Stored records

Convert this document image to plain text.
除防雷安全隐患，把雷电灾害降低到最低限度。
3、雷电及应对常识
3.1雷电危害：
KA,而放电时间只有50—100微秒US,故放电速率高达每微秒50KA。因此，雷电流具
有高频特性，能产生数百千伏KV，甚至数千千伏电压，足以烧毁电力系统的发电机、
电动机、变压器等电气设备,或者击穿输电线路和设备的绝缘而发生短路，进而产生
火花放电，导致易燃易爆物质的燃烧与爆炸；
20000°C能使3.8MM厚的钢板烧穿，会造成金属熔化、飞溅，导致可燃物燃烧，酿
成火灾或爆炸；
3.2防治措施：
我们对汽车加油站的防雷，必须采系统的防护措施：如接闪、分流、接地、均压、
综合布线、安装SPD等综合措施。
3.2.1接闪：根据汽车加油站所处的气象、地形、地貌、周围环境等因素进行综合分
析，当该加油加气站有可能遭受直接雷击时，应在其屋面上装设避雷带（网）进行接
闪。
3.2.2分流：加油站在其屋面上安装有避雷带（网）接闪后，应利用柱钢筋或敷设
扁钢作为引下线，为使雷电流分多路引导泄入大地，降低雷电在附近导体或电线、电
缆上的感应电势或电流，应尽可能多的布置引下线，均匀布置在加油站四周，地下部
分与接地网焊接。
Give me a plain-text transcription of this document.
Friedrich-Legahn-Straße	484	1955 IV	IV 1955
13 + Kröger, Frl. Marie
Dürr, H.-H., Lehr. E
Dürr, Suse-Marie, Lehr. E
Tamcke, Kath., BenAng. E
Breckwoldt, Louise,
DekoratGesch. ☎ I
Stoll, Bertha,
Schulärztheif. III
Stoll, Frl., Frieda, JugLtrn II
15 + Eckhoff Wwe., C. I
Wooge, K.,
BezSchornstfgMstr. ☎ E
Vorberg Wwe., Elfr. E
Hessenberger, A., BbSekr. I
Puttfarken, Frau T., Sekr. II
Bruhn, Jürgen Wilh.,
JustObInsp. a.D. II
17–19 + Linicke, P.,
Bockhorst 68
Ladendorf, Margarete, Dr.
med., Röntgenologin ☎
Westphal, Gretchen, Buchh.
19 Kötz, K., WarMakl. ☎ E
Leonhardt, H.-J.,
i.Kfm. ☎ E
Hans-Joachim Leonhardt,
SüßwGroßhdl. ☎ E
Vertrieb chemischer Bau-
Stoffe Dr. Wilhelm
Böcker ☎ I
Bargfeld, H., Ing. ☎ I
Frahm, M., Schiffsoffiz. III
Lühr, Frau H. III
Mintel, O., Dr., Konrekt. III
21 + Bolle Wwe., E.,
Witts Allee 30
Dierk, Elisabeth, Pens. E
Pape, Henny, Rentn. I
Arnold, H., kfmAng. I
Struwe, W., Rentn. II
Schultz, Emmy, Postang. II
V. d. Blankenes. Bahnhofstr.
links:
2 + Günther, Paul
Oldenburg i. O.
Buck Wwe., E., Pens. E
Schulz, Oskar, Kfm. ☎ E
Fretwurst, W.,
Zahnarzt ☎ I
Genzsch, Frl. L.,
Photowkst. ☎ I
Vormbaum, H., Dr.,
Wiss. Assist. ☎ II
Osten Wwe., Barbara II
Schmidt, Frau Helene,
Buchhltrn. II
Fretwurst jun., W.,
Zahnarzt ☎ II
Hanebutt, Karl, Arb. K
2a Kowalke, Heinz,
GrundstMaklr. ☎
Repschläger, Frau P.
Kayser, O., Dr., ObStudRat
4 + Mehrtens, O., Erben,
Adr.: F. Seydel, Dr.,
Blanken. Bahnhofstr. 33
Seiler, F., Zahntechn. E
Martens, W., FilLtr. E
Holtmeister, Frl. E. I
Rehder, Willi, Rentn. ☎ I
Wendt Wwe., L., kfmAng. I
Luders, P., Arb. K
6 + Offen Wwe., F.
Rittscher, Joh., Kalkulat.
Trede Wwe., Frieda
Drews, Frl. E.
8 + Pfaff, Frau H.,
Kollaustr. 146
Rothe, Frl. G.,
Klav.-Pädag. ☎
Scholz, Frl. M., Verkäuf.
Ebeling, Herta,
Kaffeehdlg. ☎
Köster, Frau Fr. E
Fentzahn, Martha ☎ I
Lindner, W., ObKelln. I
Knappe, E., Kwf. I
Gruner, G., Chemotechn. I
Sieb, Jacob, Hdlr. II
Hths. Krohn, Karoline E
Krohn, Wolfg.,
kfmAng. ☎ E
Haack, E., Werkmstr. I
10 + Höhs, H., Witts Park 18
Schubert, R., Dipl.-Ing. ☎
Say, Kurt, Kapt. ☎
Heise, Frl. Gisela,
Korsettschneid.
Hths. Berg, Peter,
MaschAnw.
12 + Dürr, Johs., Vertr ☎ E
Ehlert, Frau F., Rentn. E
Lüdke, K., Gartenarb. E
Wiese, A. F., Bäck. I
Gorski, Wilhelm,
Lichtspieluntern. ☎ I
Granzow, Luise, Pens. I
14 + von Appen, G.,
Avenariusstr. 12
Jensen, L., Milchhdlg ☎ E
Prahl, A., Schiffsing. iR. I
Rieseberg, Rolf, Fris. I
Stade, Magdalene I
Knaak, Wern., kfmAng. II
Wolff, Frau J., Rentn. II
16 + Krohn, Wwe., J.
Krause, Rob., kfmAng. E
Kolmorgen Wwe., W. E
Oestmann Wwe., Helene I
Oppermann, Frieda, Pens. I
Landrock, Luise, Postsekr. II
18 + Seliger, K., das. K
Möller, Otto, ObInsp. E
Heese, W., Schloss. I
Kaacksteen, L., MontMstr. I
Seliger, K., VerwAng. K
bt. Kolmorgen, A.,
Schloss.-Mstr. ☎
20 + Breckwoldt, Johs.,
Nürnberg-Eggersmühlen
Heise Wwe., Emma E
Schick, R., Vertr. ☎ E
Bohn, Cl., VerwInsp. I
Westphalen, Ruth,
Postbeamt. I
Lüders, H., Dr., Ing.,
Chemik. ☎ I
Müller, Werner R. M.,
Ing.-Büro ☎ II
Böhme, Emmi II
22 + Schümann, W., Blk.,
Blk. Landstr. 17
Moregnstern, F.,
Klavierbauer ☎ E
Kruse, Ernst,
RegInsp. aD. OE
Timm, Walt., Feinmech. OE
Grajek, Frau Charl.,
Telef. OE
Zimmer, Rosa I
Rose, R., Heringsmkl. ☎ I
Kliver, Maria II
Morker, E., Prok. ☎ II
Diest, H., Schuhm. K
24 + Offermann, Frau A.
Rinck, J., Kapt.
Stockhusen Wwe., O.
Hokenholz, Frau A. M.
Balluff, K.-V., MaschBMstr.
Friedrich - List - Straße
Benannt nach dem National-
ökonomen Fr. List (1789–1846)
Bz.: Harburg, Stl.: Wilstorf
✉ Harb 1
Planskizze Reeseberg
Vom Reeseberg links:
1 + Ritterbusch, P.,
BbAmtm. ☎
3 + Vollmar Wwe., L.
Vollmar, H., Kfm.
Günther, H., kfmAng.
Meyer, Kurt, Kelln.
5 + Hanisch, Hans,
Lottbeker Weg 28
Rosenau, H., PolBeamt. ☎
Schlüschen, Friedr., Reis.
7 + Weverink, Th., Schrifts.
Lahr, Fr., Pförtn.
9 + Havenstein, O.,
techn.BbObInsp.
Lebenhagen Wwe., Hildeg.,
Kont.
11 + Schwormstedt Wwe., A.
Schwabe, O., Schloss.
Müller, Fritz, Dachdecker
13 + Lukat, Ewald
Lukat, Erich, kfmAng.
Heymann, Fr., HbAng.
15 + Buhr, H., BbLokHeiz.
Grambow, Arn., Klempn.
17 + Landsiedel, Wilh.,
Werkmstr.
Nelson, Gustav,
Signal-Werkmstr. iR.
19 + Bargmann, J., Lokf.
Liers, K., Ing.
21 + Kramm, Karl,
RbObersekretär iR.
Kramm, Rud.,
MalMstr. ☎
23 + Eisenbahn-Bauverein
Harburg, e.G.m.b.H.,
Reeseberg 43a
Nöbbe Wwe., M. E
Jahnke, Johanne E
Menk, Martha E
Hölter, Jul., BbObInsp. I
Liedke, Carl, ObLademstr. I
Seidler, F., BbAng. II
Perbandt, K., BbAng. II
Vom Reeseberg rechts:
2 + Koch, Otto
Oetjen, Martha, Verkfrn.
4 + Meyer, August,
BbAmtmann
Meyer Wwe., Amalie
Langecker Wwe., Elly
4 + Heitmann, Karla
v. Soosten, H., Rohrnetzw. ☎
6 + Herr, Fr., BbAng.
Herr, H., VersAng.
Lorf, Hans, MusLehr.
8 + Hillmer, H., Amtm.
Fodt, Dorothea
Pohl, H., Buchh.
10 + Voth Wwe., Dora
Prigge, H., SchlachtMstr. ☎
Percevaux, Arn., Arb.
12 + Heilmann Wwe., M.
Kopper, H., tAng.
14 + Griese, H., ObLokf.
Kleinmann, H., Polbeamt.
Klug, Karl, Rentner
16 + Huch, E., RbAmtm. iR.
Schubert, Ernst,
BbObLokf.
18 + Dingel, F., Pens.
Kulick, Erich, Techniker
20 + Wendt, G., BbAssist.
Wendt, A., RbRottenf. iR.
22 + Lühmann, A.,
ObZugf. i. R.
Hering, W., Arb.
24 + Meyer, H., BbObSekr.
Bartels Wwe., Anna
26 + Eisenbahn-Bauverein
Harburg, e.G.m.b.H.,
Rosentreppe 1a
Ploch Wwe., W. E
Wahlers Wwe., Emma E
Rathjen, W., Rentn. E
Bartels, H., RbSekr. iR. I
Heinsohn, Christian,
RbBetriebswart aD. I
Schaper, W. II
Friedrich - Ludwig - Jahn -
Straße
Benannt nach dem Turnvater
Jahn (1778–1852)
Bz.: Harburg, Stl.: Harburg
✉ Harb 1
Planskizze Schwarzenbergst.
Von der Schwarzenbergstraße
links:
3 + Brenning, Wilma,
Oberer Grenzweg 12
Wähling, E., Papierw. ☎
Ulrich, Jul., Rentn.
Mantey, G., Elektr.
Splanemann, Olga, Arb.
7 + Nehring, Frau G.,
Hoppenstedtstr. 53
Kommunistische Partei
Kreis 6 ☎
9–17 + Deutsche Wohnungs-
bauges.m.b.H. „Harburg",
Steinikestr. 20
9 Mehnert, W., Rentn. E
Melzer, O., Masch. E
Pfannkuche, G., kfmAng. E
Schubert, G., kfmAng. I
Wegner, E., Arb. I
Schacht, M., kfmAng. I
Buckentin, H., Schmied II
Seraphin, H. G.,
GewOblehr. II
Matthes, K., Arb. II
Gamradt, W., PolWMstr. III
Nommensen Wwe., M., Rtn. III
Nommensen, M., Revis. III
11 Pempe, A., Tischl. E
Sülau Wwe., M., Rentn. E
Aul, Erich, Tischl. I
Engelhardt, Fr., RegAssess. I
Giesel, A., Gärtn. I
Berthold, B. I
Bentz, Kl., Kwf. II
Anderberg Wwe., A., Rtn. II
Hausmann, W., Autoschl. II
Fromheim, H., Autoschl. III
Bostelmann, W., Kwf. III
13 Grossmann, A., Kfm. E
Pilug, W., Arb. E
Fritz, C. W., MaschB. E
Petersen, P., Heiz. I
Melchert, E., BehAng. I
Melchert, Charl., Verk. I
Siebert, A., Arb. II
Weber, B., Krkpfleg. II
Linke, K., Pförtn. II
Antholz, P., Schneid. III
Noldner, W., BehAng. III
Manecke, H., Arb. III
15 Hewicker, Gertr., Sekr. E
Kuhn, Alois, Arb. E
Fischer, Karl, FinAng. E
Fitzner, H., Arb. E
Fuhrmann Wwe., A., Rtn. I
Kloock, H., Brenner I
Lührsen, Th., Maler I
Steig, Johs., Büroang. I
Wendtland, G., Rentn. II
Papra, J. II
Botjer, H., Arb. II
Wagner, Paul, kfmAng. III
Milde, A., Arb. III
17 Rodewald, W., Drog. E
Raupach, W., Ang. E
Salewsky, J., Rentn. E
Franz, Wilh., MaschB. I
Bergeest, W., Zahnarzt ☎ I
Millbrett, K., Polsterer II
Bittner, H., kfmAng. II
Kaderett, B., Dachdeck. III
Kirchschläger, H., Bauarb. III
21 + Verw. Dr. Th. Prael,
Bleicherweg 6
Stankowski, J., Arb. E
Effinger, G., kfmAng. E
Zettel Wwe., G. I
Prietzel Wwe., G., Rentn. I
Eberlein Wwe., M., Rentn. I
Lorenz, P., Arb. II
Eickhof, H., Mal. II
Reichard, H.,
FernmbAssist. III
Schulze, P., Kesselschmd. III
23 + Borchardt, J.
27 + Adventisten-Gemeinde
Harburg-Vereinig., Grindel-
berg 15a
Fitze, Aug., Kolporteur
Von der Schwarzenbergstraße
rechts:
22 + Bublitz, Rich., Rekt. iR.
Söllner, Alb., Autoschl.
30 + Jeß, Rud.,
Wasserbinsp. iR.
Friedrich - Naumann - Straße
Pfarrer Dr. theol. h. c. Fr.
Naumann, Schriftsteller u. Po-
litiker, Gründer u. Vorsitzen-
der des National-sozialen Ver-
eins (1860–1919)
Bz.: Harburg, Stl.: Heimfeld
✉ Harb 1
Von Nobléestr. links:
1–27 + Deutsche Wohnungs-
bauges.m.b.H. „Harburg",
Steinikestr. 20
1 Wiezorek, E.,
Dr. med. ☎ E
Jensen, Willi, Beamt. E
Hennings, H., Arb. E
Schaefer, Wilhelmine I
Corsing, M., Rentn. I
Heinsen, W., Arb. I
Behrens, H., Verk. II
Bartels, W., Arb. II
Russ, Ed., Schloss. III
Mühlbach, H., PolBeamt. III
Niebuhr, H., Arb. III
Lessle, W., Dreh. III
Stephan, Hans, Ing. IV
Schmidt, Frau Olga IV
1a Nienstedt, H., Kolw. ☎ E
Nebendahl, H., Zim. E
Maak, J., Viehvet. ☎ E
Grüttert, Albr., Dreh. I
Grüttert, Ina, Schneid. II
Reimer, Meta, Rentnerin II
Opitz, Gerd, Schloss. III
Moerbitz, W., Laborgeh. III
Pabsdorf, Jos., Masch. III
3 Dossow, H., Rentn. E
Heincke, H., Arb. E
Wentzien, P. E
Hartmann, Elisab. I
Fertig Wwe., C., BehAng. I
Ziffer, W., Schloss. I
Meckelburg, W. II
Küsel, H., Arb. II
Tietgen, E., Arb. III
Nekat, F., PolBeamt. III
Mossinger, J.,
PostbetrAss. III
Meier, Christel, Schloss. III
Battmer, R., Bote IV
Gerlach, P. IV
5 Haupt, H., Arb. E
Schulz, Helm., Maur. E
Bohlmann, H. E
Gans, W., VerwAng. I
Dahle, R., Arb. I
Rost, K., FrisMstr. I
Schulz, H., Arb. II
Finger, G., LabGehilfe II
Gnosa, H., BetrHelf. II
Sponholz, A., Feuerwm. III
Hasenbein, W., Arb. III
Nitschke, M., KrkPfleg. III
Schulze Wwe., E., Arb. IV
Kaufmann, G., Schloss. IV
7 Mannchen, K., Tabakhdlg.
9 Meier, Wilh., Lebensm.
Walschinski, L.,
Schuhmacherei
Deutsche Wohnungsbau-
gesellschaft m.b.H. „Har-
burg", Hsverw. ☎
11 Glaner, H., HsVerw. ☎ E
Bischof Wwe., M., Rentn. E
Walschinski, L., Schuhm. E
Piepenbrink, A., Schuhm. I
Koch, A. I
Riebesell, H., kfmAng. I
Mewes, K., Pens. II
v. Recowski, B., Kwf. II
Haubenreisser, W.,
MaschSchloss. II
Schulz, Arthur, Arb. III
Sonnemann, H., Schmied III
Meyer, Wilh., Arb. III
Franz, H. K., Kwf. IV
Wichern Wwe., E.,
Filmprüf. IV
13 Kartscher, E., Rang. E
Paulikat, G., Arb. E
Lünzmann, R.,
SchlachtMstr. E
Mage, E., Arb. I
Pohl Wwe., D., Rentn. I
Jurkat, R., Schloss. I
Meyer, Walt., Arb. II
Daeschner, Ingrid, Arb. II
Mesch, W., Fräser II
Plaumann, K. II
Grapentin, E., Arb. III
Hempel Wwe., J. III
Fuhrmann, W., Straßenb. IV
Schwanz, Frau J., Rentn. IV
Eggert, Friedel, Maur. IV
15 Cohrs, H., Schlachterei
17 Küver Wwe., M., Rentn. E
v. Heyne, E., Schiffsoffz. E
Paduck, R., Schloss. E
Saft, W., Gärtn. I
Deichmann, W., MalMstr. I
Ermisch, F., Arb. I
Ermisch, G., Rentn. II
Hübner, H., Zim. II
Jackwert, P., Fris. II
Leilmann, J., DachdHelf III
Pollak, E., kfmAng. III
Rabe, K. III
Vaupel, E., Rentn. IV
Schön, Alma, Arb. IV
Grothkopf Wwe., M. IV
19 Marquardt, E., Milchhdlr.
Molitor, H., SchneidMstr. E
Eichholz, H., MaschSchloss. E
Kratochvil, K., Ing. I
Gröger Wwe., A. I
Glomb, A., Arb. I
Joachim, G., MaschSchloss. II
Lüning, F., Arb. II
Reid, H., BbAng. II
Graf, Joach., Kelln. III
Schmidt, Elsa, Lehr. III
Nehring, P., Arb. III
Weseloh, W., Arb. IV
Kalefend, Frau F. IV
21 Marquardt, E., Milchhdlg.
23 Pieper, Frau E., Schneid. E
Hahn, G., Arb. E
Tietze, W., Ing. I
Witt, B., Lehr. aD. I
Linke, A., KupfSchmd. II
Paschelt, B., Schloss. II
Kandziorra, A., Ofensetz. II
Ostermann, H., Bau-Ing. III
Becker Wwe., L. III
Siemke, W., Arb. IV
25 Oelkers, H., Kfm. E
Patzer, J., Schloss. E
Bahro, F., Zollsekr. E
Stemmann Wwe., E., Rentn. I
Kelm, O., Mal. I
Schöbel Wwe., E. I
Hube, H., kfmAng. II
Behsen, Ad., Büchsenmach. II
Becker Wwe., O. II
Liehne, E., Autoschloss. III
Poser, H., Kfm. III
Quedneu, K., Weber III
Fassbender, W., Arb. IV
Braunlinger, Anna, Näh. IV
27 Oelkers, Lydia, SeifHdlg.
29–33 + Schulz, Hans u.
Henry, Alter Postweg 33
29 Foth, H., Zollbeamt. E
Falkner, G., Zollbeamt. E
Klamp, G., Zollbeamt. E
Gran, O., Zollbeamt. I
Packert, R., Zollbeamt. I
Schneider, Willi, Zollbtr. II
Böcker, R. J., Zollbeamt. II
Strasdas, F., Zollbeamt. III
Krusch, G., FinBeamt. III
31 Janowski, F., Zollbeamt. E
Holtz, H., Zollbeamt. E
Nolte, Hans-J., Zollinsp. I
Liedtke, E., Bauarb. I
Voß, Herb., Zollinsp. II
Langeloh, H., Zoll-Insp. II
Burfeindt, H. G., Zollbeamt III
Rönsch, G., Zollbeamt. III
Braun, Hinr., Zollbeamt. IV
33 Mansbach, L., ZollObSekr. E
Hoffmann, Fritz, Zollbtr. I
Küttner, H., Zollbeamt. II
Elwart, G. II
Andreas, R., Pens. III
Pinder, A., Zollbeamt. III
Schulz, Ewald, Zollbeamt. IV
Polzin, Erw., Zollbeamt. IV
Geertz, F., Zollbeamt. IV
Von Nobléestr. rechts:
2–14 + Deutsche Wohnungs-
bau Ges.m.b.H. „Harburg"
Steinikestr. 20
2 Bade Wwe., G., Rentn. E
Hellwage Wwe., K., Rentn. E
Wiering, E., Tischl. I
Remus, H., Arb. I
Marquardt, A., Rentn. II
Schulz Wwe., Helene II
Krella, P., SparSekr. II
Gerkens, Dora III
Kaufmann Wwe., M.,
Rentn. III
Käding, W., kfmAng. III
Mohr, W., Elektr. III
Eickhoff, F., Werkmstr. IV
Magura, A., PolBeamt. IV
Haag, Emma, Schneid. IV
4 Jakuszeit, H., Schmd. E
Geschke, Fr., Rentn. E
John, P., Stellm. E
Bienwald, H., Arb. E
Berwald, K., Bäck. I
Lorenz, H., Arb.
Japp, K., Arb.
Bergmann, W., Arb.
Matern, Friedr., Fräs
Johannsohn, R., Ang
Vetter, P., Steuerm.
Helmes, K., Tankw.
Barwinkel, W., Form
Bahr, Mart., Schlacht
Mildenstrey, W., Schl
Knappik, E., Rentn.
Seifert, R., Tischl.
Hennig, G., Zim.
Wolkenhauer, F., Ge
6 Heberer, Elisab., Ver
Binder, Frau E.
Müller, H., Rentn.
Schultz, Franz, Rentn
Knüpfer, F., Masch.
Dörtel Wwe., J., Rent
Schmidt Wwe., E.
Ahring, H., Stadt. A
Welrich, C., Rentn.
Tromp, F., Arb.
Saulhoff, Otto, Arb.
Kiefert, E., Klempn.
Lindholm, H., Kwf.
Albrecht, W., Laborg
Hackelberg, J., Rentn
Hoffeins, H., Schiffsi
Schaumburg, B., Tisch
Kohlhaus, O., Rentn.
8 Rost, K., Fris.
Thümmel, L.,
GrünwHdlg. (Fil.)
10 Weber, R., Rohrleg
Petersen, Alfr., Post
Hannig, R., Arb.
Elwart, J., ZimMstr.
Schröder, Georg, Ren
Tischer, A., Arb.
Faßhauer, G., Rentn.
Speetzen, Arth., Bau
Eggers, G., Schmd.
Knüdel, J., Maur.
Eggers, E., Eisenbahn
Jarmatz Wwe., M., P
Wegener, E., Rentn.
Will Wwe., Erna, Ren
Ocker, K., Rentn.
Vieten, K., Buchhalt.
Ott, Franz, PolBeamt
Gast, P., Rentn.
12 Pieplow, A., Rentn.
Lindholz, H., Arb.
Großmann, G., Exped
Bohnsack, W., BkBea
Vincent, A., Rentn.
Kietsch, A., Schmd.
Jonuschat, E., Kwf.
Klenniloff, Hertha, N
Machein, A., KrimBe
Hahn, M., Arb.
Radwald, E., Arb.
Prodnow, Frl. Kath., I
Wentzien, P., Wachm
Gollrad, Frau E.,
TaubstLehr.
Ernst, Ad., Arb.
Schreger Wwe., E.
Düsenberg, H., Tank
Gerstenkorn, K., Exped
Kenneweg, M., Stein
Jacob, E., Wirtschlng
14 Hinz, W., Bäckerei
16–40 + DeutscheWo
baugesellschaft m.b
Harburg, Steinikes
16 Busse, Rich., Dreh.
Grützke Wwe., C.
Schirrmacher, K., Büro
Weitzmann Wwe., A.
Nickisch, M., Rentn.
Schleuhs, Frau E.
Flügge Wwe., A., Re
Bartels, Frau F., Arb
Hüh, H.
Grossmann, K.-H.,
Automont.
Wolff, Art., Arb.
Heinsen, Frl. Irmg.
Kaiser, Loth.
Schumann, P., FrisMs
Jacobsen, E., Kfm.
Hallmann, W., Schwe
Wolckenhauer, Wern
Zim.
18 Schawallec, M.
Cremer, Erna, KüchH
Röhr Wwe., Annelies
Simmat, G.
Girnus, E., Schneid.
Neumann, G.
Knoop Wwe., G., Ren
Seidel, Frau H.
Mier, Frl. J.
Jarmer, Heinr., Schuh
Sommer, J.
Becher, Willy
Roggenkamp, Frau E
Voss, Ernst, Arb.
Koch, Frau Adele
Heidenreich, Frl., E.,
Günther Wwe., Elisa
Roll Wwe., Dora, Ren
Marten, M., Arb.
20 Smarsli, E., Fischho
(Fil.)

Your objective –
Report only the count of lines that include the string "Petersen".

Result for this task –
2